#### [Written exercise]
From the entries provided below, copy each line that contains the word "汉谟拉比法典".

Begin Information supplied

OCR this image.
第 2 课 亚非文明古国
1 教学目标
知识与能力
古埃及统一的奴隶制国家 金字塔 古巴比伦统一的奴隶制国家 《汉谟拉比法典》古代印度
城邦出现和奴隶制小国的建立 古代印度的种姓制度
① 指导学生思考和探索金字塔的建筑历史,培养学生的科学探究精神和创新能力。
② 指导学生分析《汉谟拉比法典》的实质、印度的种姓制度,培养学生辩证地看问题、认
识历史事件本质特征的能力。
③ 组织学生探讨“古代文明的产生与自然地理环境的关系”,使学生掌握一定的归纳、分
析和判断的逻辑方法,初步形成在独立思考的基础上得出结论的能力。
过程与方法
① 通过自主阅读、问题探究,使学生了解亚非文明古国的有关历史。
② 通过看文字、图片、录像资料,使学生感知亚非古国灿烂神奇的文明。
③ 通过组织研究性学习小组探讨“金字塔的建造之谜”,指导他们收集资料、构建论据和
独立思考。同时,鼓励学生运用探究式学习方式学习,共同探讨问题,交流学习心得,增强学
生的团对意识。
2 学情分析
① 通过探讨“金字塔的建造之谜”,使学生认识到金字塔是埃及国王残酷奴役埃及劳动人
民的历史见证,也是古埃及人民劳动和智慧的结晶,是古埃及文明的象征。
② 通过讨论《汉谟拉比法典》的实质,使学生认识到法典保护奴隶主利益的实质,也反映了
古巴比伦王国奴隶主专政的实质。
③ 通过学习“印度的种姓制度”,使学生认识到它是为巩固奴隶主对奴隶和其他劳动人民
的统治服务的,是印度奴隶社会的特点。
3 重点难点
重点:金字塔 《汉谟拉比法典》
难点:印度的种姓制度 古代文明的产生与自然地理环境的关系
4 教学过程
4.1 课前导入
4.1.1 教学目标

End Information supplied

#### [Complete response]
古埃及统一的奴隶制国家 金字塔 古巴比伦统一的奴隶制国家 《汉谟拉比法典》古代印度
② 指导学生分析《汉谟拉比法典》的实质、印度的种姓制度,培养学生辩证地看问题、认
② 通过讨论《汉谟拉比法典》的实质,使学生认识到法典保护奴隶主利益的实质,也反映了
重点:金字塔 《汉谟拉比法典》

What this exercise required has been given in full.